§ Instruction: Will you give every entry again exactly as it stands?
--------------------------------
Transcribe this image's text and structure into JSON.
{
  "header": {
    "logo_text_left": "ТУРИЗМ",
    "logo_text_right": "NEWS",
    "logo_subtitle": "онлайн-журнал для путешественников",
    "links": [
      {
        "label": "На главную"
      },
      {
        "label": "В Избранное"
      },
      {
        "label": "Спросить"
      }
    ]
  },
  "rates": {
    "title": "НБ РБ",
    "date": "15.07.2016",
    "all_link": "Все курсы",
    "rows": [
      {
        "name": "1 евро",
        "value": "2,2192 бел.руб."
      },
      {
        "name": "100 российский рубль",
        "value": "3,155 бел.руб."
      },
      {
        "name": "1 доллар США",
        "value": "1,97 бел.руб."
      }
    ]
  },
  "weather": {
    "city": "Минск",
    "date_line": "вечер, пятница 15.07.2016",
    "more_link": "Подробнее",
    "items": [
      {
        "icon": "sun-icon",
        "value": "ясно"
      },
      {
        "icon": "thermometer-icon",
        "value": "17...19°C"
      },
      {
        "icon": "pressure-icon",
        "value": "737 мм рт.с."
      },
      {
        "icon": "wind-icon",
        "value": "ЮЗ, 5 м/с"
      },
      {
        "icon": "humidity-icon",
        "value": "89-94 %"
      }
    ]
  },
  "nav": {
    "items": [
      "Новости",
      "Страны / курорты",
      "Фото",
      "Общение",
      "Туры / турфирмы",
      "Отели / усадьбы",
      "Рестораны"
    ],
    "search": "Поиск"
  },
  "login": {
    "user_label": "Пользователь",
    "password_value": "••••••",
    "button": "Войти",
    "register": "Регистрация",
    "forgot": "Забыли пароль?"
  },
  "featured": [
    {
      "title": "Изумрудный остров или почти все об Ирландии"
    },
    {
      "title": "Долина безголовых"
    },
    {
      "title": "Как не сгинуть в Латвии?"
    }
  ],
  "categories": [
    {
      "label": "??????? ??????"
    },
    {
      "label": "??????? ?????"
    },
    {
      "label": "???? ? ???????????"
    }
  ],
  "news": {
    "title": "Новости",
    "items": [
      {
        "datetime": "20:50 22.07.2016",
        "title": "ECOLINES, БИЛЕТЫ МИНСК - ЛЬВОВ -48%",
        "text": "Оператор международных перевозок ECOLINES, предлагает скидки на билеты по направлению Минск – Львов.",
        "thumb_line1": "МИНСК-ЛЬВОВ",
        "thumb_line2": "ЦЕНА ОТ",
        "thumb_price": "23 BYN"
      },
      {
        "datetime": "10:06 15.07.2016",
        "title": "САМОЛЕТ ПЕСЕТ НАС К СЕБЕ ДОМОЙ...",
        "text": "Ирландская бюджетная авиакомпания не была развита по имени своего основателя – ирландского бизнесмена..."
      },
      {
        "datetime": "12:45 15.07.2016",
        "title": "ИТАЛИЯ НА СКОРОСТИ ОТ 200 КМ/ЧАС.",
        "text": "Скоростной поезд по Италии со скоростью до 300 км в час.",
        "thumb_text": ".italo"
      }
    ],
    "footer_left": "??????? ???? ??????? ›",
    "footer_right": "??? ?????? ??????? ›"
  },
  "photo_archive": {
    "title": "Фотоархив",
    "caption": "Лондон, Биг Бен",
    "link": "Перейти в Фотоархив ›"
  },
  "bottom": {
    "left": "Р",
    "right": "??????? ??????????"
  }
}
--------------------------------
§ Written response:
Transcribe this image's text and structure into JSON.
{
  "header": {
    "logo_text_left": "ТУРИЗМ",
    "logo_text_right": "NEWS",
    "logo_subtitle": "онлайн-журнал для путешественников",
    "links": [
      {
        "label": "На главную"
      },
      {
        "label": "В Избранное"
      },
      {
        "label": "Спросить"
      }
    ]
  },
  "rates": {
    "title": "НБ РБ",
    "date": "15.07.2016",
    "all_link": "Все курсы",
    "rows": [
      {
        "name": "1 евро",
        "value": "2,2192 бел.руб."
      },
      {
        "name": "100 российский рубль",
        "value": "3,155 бел.руб."
      },
      {
        "name": "1 доллар США",
        "value": "1,97 бел.руб."
      }
    ]
  },
  "weather": {
    "city": "Минск",
    "date_line": "вечер, пятница 15.07.2016",
    "more_link": "Подробнее",
    "items": [
      {
        "icon": "sun-icon",
        "value": "ясно"
      },
      {
        "icon": "thermometer-icon",
        "value": "17...19°C"
      },
      {
        "icon": "pressure-icon",
        "value": "737 мм рт.с."
      },
      {
        "icon": "wind-icon",
        "value": "ЮЗ, 5 м/с"
      },
      {
        "icon": "humidity-icon",
        "value": "89-94 %"
      }
    ]
  },
  "nav": {
    "items": [
      "Новости",
      "Страны / курорты",
      "Фото",
      "Общение",
      "Туры / турфирмы",
      "Отели / усадьбы",
      "Рестораны"
    ],
    "search": "Поиск"
  },
  "login": {
    "user_label": "Пользователь",
    "password_value": "••••••",
    "button": "Войти",
    "register": "Регистрация",
    "forgot": "Забыли пароль?"
  },
  "featured": [
    {
      "title": "Изумрудный остров или почти все об Ирландии"
    },
    {
      "title": "Долина безголовых"
    },
    {
      "title": "Как не сгинуть в Латвии?"
    }
  ],
  "categories": [
    {
      "label": "??????? ??????"
    },
    {
      "label": "??????? ?????"
    },
    {
      "label": "???? ? ???????????"
    }
  ],
  "news": {
    "title": "Новости",
    "items": [
      {
        "datetime": "20:50 22.07.2016",
        "title": "ECOLINES, БИЛЕТЫ МИНСК - ЛЬВОВ -48%",
        "text": "Оператор международных перевозок ECOLINES, предлагает скидки на билеты по направлению Минск – Львов.",
        "thumb_line1": "МИНСК-ЛЬВОВ",
        "thumb_line2": "ЦЕНА ОТ",
        "thumb_price": "23 BYN"
      },
      {
        "datetime": "10:06 15.07.2016",
        "title": "САМОЛЕТ ПЕСЕТ НАС К СЕБЕ ДОМОЙ...",
        "text": "Ирландская бюджетная авиакомпания не была развита по имени своего основателя – ирландского бизнесмена..."
      },
      {
        "datetime": "12:45 15.07.2016",
        "title": "ИТАЛИЯ НА СКОРОСТИ ОТ 200 КМ/ЧАС.",
        "text": "Скоростной поезд по Италии со скоростью до 300 км в час.",
        "thumb_text": ".italo"
      }
    ],
    "footer_left": "??????? ???? ??????? ›",
    "footer_right": "??? ?????? ??????? ›"
  },
  "photo_archive": {
    "title": "Фотоархив",
    "caption": "Лондон, Биг Бен",
    "link": "Перейти в Фотоархив ›"
  },
  "bottom": {
    "left": "Р",
    "right": "??????? ??????????"
  }
}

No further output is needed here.